→ Rows
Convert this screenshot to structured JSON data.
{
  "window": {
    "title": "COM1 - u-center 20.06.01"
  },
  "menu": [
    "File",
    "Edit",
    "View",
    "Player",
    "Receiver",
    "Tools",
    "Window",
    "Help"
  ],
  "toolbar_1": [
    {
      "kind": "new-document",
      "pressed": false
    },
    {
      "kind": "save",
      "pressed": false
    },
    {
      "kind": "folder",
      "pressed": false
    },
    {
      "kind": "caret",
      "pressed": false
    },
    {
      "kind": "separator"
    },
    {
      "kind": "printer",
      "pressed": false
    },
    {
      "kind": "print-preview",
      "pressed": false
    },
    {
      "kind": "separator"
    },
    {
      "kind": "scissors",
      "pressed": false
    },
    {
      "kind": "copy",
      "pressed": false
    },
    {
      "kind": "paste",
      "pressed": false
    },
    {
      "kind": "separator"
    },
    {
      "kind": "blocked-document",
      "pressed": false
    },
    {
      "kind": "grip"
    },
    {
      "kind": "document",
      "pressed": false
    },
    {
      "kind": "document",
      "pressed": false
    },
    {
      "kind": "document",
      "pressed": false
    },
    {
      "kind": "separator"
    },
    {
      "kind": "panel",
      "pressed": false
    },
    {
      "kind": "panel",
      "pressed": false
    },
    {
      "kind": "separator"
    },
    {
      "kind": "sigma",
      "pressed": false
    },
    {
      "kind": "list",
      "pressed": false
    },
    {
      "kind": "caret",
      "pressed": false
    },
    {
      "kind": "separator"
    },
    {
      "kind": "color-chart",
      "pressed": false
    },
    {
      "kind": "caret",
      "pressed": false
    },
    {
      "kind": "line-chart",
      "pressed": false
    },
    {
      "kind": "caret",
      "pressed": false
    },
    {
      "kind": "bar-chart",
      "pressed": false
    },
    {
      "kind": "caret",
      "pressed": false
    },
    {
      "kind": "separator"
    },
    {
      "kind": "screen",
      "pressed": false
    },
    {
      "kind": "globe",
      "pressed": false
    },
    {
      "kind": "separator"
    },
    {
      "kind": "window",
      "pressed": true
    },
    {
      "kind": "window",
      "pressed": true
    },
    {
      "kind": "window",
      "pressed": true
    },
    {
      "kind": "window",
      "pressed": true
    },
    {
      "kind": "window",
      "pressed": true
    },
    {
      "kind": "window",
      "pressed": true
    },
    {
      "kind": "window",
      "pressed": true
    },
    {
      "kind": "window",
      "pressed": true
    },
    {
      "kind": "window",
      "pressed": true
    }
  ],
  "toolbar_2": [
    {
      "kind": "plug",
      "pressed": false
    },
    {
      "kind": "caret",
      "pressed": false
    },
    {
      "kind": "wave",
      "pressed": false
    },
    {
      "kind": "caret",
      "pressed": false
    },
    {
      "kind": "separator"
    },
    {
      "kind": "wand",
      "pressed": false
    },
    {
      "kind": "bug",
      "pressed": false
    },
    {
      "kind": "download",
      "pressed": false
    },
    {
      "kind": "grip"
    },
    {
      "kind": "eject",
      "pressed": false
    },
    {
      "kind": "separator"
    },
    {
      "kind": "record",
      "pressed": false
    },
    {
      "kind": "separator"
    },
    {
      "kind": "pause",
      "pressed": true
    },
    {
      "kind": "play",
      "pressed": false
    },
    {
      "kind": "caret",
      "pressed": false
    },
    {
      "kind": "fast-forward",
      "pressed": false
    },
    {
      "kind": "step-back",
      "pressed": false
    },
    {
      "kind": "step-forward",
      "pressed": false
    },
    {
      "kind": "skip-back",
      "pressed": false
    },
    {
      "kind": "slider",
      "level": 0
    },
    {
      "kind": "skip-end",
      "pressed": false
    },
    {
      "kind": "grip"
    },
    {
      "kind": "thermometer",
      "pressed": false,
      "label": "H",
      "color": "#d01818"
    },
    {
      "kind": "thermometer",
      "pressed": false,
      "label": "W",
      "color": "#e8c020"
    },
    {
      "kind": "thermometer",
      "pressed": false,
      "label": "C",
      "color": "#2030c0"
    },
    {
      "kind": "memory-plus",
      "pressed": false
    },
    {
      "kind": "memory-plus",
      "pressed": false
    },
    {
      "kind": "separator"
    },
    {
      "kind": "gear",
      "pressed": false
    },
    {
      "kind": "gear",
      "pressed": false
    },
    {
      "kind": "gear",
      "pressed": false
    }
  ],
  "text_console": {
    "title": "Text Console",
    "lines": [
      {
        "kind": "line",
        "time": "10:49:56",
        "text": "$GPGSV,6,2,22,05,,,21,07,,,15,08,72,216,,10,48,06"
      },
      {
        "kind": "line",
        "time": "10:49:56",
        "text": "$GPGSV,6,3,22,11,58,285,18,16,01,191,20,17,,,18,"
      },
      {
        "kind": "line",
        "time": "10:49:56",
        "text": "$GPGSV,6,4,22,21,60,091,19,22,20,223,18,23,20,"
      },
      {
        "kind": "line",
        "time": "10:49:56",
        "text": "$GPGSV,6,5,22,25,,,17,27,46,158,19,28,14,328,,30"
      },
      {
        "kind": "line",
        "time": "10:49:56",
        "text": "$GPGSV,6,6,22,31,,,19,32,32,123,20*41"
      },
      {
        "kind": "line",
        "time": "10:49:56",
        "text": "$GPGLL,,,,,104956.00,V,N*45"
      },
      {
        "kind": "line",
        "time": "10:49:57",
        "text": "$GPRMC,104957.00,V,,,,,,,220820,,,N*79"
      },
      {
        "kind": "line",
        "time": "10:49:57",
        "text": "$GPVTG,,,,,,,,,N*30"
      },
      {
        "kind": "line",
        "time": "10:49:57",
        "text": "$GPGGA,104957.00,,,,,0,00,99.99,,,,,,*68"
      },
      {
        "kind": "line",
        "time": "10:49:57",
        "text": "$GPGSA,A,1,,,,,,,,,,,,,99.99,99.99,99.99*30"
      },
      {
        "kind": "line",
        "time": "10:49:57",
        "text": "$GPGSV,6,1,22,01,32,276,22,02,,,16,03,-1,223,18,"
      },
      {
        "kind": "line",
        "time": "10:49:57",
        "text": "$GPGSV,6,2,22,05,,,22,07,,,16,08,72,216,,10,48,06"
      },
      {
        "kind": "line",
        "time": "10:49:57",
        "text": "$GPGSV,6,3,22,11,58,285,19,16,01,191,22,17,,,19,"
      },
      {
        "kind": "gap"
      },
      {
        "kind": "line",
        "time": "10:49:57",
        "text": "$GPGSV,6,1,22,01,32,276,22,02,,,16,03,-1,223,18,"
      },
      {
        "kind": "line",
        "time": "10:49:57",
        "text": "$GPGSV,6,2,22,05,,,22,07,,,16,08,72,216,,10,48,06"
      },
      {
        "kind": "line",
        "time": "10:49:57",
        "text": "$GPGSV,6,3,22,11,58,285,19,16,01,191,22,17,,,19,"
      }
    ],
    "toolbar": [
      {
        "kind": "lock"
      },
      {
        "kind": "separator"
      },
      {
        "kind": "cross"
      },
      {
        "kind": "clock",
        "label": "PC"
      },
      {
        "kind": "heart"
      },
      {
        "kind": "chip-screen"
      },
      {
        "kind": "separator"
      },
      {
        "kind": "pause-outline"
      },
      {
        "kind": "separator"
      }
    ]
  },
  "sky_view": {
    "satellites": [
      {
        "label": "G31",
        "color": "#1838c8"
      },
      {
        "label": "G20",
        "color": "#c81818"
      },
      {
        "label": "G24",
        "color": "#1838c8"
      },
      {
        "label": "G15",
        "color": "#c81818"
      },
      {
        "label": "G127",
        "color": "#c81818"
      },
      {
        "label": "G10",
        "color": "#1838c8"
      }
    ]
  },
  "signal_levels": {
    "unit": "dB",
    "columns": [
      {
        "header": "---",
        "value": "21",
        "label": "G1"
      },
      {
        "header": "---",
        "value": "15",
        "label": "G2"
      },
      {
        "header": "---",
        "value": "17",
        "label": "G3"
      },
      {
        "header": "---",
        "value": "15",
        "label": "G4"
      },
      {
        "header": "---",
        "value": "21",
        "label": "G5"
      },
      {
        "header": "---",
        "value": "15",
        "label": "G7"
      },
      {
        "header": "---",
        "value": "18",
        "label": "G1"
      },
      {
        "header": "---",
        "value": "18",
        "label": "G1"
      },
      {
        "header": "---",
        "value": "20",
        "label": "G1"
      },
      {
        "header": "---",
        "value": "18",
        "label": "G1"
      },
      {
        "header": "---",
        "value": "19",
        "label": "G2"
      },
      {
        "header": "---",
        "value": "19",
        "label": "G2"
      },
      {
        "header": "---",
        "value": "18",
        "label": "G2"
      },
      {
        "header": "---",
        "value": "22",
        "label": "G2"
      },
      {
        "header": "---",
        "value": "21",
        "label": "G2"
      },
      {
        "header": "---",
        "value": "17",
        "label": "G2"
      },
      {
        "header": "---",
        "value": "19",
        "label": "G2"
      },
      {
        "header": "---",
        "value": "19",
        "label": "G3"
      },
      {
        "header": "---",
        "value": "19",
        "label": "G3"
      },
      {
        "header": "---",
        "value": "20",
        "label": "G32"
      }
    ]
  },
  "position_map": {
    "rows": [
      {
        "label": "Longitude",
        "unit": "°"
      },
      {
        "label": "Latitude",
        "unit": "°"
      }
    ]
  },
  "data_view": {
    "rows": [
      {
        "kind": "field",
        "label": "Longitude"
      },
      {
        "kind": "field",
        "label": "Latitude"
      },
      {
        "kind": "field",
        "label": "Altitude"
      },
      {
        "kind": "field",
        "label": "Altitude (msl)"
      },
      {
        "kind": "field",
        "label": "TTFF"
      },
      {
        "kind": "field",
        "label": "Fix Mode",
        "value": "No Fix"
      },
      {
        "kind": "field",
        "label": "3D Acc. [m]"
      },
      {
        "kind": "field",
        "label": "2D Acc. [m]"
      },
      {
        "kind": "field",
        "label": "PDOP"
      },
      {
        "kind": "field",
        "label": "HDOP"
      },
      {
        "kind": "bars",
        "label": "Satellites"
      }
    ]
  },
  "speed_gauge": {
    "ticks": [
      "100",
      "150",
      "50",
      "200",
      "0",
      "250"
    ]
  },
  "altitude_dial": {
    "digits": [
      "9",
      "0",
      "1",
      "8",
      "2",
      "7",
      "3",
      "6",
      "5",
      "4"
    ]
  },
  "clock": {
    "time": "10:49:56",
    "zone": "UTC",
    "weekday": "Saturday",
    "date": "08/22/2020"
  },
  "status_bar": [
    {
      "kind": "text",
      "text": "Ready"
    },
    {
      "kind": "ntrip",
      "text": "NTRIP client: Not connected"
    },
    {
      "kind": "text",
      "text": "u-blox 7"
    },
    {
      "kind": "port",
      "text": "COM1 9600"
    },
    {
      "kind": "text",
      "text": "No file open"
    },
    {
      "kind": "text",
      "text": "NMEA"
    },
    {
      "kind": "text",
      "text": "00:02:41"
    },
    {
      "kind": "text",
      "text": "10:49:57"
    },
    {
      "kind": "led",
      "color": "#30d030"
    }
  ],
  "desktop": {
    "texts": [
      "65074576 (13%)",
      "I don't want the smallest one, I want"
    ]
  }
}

→ Exercise prompt
Count the lines in which the string "title" appears, then report only that figure.

→ Written answer
2